**MATERIAL:**
--- START ---
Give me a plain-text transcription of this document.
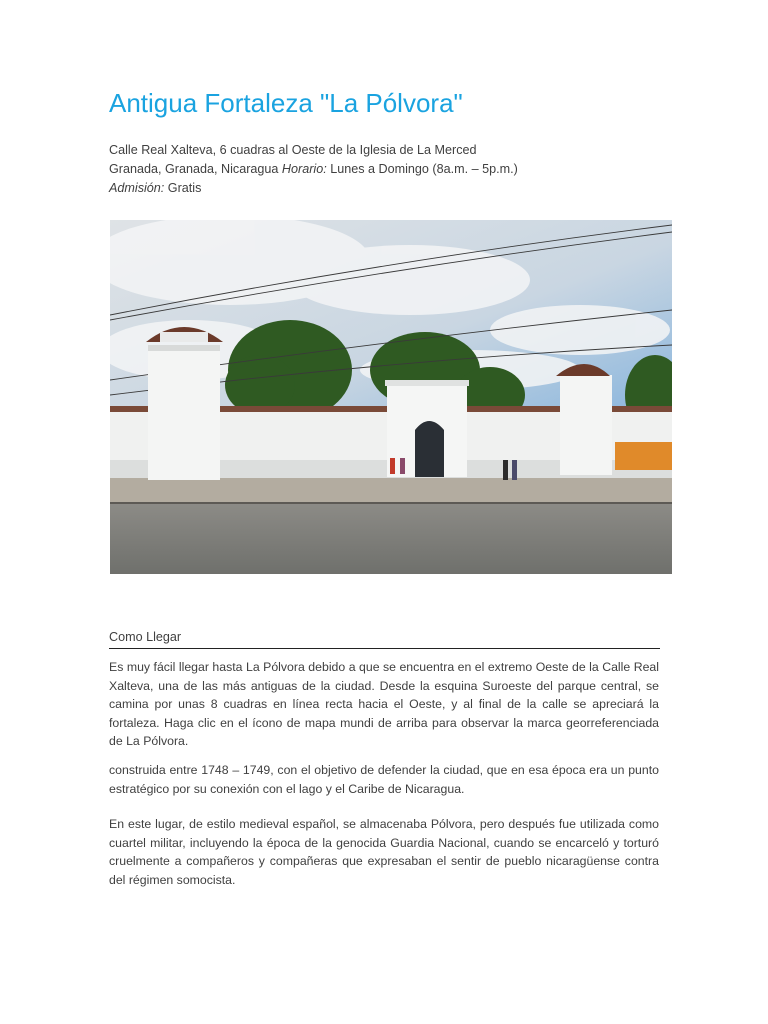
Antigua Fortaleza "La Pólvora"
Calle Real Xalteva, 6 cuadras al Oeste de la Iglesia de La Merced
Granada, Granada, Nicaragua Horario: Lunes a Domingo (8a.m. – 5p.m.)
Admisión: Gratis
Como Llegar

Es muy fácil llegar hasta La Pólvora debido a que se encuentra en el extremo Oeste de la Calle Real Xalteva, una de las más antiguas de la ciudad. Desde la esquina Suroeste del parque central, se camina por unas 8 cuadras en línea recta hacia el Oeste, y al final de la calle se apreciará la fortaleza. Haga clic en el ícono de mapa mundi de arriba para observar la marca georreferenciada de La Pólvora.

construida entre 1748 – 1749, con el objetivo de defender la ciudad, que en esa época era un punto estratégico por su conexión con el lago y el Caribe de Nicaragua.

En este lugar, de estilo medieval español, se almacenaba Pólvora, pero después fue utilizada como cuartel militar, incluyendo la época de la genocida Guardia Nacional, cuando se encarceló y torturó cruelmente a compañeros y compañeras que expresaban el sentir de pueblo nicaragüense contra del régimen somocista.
--- END ---
--- START ---
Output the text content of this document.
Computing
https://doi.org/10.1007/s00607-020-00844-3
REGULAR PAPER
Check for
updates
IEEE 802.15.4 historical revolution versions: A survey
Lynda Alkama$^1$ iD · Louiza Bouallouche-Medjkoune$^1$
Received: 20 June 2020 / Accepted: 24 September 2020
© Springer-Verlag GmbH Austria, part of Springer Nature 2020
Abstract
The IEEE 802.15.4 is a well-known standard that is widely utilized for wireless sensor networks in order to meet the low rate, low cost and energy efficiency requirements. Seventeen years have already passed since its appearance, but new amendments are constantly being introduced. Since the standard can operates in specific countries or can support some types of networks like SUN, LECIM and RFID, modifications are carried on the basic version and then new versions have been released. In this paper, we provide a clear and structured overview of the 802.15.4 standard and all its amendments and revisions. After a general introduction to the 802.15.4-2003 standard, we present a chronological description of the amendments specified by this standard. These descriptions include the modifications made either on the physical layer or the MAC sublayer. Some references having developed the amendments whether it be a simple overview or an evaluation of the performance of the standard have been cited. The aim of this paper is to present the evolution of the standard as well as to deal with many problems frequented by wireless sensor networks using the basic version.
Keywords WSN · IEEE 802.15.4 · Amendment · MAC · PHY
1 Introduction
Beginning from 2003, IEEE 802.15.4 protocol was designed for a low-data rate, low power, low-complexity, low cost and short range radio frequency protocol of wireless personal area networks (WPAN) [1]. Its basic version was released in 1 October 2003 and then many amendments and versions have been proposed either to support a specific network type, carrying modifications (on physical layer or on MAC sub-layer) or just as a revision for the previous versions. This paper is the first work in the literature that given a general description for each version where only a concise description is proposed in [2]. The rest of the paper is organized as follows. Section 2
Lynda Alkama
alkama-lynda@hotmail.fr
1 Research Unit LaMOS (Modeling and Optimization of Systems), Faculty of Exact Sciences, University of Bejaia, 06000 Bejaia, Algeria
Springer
--- END ---
--- START ---
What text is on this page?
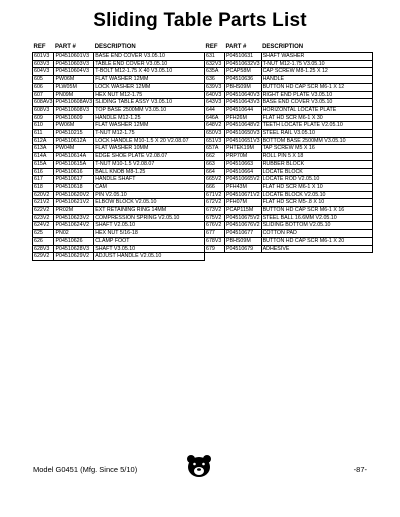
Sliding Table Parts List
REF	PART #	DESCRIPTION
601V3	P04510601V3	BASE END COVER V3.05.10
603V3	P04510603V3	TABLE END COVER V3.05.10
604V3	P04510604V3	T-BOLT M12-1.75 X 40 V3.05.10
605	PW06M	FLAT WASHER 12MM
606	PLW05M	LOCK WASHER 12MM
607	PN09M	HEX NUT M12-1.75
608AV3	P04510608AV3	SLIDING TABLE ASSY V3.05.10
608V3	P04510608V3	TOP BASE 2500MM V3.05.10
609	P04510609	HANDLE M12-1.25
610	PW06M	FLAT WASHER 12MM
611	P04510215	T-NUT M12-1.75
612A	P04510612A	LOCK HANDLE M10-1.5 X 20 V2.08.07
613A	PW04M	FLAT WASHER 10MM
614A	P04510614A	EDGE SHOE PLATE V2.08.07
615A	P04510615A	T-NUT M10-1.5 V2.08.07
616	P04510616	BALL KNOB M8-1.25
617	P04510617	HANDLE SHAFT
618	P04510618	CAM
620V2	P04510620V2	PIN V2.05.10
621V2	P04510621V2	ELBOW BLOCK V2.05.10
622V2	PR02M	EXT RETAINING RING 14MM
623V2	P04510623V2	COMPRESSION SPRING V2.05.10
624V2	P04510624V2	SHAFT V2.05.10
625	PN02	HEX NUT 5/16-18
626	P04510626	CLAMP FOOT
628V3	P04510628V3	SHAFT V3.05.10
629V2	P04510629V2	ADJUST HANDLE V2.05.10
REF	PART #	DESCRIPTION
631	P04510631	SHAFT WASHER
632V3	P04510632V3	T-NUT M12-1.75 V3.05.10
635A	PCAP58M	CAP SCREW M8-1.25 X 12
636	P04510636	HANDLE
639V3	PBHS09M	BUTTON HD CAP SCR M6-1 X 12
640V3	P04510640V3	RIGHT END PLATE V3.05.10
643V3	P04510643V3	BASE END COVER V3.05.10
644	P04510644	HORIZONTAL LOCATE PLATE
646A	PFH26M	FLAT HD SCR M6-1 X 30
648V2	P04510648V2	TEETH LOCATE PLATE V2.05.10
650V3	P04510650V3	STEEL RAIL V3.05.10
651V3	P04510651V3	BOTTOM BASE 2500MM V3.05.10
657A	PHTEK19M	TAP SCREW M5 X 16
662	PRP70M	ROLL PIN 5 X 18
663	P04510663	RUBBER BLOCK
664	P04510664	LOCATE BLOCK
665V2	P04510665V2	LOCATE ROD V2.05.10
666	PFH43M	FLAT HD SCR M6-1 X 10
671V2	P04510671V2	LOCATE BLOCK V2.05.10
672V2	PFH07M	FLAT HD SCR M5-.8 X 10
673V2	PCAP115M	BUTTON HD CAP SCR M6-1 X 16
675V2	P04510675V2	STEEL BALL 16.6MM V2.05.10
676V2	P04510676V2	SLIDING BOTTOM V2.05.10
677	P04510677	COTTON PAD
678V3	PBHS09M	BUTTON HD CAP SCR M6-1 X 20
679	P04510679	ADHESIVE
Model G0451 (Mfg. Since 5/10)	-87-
--- END ---
**WRITTEN PROBLEM:** In the records above, find the lines containing "cuadras" and copy them.

**CORRECT RESULT:**
Calle Real Xalteva, 6 cuadras al Oeste de la Iglesia de La Merced
Es muy fácil llegar hasta La Pólvora debido a que se encuentra en el extremo Oeste de la Calle Real Xalteva, una de las más antiguas de la ciudad. Desde la esquina Suroeste del parque central, se camina por unas 8 cuadras en línea recta hacia el Oeste, y al final de la calle se apreciará la fortaleza. Haga clic en el ícono de mapa mundi de arriba para observar la marca georreferenciada de La Pólvora.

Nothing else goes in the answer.